Goal of the exercise
Every line below that holds the string "wppm" should be copied out.

◇ ◇ ◇ ◇ ◇ ◇ ◇

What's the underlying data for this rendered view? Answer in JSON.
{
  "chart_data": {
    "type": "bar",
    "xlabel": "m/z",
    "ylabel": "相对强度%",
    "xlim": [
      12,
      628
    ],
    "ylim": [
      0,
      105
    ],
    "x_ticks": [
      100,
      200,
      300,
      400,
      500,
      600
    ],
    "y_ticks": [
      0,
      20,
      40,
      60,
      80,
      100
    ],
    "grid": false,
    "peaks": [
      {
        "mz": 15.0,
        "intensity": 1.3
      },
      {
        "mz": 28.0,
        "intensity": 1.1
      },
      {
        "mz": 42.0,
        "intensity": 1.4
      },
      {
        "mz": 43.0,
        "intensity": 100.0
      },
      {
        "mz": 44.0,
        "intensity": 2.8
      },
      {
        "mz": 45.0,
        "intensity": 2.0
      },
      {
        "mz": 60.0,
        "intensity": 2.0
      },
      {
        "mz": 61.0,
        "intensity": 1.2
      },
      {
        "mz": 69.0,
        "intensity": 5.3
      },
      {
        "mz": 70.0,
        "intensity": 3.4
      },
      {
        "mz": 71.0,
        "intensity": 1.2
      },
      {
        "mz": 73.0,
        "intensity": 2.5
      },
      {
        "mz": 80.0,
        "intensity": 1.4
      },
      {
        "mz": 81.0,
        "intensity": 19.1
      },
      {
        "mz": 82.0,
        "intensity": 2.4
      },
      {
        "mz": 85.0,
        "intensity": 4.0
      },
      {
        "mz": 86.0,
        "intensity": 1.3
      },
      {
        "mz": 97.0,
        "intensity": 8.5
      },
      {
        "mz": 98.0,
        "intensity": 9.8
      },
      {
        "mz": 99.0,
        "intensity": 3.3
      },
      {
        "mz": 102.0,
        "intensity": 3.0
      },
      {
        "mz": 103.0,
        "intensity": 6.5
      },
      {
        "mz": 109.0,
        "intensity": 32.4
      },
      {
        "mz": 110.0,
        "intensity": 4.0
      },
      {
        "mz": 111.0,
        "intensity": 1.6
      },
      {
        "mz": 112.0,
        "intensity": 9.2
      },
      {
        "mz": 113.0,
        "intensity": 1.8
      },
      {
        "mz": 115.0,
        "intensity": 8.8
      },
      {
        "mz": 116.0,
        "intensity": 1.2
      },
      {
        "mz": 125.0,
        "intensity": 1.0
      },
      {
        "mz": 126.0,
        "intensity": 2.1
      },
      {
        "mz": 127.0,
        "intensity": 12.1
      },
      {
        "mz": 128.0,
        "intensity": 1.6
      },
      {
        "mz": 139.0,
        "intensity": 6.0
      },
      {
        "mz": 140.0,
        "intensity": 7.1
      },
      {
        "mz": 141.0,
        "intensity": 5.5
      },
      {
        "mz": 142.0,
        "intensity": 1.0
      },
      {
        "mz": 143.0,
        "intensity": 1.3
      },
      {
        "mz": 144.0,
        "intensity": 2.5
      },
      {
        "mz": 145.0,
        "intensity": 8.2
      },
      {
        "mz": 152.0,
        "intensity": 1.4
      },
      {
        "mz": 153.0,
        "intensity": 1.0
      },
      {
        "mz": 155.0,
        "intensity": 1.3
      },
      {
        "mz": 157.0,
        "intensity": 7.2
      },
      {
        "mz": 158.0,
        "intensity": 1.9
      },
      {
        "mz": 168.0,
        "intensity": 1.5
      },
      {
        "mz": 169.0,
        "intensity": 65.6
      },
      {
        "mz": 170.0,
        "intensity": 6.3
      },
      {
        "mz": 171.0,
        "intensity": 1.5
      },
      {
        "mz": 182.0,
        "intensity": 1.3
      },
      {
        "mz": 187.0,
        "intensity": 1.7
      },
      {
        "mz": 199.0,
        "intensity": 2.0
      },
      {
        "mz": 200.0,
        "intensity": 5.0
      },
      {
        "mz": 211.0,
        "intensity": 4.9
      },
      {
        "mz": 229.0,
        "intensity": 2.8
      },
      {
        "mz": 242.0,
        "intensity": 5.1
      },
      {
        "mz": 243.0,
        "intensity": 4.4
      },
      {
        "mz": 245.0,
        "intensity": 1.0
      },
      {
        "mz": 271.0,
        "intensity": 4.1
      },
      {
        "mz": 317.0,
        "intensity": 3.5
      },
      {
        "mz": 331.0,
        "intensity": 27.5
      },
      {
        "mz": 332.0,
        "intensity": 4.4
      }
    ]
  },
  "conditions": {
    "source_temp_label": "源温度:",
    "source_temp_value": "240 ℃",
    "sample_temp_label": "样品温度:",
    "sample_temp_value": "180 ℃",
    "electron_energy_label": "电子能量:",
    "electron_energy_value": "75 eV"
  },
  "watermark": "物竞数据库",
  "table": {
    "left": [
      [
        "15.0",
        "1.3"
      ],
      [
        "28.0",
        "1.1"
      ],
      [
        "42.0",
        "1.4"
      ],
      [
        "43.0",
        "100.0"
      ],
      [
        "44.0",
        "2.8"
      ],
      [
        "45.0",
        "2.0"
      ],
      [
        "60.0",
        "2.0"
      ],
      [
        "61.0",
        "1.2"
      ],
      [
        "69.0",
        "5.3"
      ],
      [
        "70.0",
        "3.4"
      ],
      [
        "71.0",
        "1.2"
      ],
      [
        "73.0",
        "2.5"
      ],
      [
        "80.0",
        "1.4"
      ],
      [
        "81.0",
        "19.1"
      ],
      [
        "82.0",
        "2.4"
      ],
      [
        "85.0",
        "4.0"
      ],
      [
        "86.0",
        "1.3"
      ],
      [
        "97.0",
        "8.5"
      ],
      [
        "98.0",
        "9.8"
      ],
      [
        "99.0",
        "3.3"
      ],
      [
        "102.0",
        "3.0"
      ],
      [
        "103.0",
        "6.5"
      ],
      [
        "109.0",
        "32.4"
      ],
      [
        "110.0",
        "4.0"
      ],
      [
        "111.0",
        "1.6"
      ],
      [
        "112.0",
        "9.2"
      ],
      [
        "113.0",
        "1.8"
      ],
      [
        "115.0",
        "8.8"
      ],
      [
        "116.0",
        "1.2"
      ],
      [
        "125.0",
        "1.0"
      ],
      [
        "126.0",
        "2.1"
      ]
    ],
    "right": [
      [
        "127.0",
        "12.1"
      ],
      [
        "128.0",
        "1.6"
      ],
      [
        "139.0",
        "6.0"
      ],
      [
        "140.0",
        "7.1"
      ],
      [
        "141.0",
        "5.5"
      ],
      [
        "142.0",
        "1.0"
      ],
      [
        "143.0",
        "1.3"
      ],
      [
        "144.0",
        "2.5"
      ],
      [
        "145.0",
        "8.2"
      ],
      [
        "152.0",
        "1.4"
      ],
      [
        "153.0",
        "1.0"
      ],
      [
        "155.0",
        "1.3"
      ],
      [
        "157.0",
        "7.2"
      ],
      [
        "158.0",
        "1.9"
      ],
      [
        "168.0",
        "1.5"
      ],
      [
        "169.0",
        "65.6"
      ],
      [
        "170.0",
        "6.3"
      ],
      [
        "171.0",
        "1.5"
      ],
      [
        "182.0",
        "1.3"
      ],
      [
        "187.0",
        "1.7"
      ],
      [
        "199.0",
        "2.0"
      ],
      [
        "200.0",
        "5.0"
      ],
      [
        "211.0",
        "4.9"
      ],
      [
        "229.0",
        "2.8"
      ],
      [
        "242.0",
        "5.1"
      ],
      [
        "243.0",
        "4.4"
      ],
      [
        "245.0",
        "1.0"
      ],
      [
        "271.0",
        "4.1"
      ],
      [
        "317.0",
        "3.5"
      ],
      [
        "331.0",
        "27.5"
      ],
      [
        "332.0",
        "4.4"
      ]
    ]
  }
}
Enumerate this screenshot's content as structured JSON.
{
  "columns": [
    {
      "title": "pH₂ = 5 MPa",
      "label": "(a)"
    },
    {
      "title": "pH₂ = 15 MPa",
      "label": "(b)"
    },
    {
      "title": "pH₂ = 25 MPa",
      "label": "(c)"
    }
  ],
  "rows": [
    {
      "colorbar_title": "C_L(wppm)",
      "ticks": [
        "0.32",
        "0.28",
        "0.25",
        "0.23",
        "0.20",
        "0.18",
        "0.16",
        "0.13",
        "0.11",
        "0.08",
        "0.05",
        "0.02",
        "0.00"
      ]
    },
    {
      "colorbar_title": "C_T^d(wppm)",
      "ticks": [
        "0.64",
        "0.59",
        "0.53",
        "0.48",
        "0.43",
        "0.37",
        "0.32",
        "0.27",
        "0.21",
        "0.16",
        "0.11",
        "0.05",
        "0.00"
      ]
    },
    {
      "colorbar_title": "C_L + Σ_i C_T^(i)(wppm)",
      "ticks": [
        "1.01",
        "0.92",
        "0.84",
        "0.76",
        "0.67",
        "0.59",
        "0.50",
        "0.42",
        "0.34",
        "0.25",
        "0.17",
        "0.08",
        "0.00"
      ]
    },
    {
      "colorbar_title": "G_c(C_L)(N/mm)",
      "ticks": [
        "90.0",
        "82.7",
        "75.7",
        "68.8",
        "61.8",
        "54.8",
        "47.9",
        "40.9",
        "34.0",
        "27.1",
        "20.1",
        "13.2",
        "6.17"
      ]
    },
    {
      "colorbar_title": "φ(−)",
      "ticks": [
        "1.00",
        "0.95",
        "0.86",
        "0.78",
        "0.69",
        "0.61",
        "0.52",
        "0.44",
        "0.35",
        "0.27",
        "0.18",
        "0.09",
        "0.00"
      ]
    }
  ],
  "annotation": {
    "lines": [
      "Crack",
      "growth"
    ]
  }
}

◇ ◇ ◇ ◇ ◇ ◇ ◇

Solution to this task
      "colorbar_title": "C_L(wppm)",
      "colorbar_title": "C_T^d(wppm)",
      "colorbar_title": "C_L + Σ_i C_T^(i)(wppm)",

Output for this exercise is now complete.